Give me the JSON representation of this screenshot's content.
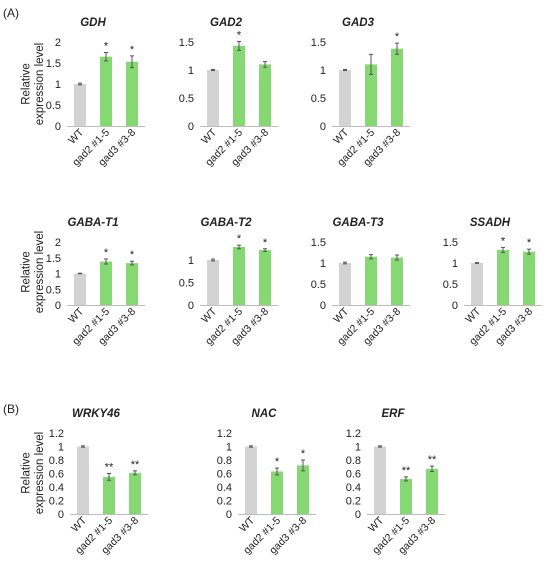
{
  "figure": {
    "panel_labels": [
      "(A)",
      "(B)"
    ],
    "y_label_line1": "Relative",
    "y_label_line2": "expression level",
    "colors": {
      "control": "#d3d3d3",
      "mutant": "#86d872",
      "errorbar": "#555555"
    }
  },
  "chart_data": [
    {
      "type": "bar",
      "title": "GDH",
      "categories": [
        "WT",
        "gad2 #1-5",
        "gad3 #3-8"
      ],
      "values": [
        1.0,
        1.65,
        1.53
      ],
      "errors": [
        0.02,
        0.1,
        0.14
      ],
      "significance": [
        "",
        "*",
        "*"
      ],
      "ylim": [
        0,
        2
      ],
      "yticks": [
        "0",
        "0.5",
        "1",
        "1.5",
        "2"
      ],
      "ylabel": "Relative expression level"
    },
    {
      "type": "bar",
      "title": "GAD2",
      "categories": [
        "WT",
        "gad2 #1-5",
        "gad3 #3-8"
      ],
      "values": [
        1.0,
        1.43,
        1.1
      ],
      "errors": [
        0.01,
        0.08,
        0.05
      ],
      "significance": [
        "",
        "*",
        ""
      ],
      "ylim": [
        0,
        1.5
      ],
      "yticks": [
        "0",
        "0.5",
        "1",
        "1.5"
      ]
    },
    {
      "type": "bar",
      "title": "GAD3",
      "categories": [
        "WT",
        "gad2 #1-5",
        "gad3 #3-8"
      ],
      "values": [
        1.0,
        1.1,
        1.38
      ],
      "errors": [
        0.01,
        0.18,
        0.1
      ],
      "significance": [
        "",
        "",
        "*"
      ],
      "ylim": [
        0,
        1.5
      ],
      "yticks": [
        "0",
        "0.5",
        "1",
        "1.5"
      ]
    },
    {
      "type": "bar",
      "title": "GABA-T1",
      "categories": [
        "WT",
        "gad2 #1-5",
        "gad3 #3-8"
      ],
      "values": [
        1.0,
        1.38,
        1.33
      ],
      "errors": [
        0.01,
        0.08,
        0.06
      ],
      "significance": [
        "",
        "*",
        "*"
      ],
      "ylim": [
        0,
        2
      ],
      "yticks": [
        "0",
        "0.5",
        "1",
        "1.5",
        "2"
      ],
      "ylabel": "Relative expression level"
    },
    {
      "type": "bar",
      "title": "GABA-T2",
      "categories": [
        "WT",
        "gad2 #1-5",
        "gad3 #3-8"
      ],
      "values": [
        1.0,
        1.29,
        1.22
      ],
      "errors": [
        0.02,
        0.04,
        0.03
      ],
      "significance": [
        "",
        "*",
        "*"
      ],
      "ylim": [
        0,
        1.4
      ],
      "yticks": [
        "0",
        "0.5",
        "1"
      ]
    },
    {
      "type": "bar",
      "title": "GABA-T3",
      "categories": [
        "WT",
        "gad2 #1-5",
        "gad3 #3-8"
      ],
      "values": [
        1.0,
        1.15,
        1.13
      ],
      "errors": [
        0.02,
        0.05,
        0.06
      ],
      "significance": [
        "",
        "",
        ""
      ],
      "ylim": [
        0,
        1.5
      ],
      "yticks": [
        "0",
        "0.5",
        "1",
        "1.5"
      ]
    },
    {
      "type": "bar",
      "title": "SSADH",
      "categories": [
        "WT",
        "gad2 #1-5",
        "gad3 #3-8"
      ],
      "values": [
        1.0,
        1.31,
        1.27
      ],
      "errors": [
        0.01,
        0.06,
        0.06
      ],
      "significance": [
        "",
        "*",
        "*"
      ],
      "ylim": [
        0,
        1.5
      ],
      "yticks": [
        "0",
        "0.5",
        "1",
        "1.5"
      ]
    },
    {
      "type": "bar",
      "title": "WRKY46",
      "categories": [
        "WT",
        "gad2 #1-5",
        "gad3 #3-8"
      ],
      "values": [
        1.0,
        0.55,
        0.61
      ],
      "errors": [
        0.01,
        0.05,
        0.03
      ],
      "significance": [
        "",
        "**",
        "**"
      ],
      "ylim": [
        0,
        1.2
      ],
      "yticks": [
        "0",
        "0.2",
        "0.4",
        "0.6",
        "0.8",
        "1",
        "1.2"
      ],
      "ylabel": "Relative expression level"
    },
    {
      "type": "bar",
      "title": "NAC",
      "categories": [
        "WT",
        "gad2 #1-5",
        "gad3 #3-8"
      ],
      "values": [
        1.0,
        0.63,
        0.72
      ],
      "errors": [
        0.01,
        0.05,
        0.08
      ],
      "significance": [
        "",
        "*",
        "*"
      ],
      "ylim": [
        0,
        1.2
      ],
      "yticks": [
        "0",
        "0.2",
        "0.4",
        "0.6",
        "0.8",
        "1",
        "1.2"
      ]
    },
    {
      "type": "bar",
      "title": "ERF",
      "categories": [
        "WT",
        "gad2 #1-5",
        "gad3 #3-8"
      ],
      "values": [
        1.0,
        0.52,
        0.67
      ],
      "errors": [
        0.01,
        0.03,
        0.04
      ],
      "significance": [
        "",
        "**",
        "**"
      ],
      "ylim": [
        0,
        1.2
      ],
      "yticks": [
        "0",
        "0.2",
        "0.4",
        "0.6",
        "0.8",
        "1",
        "1.2"
      ]
    }
  ]
}
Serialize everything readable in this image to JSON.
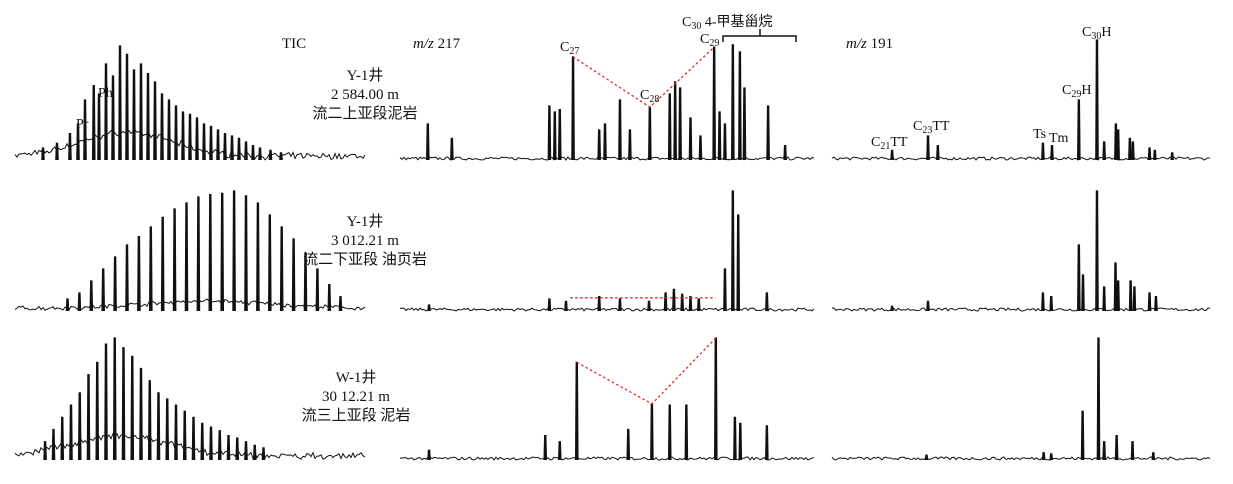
* * * *
What is asked: Return each line among the entries that holds the word "this".

Solution to the exercise:
Give me the JSON representation of this screenshot's content.
Serialize everything readable in this image to JSON.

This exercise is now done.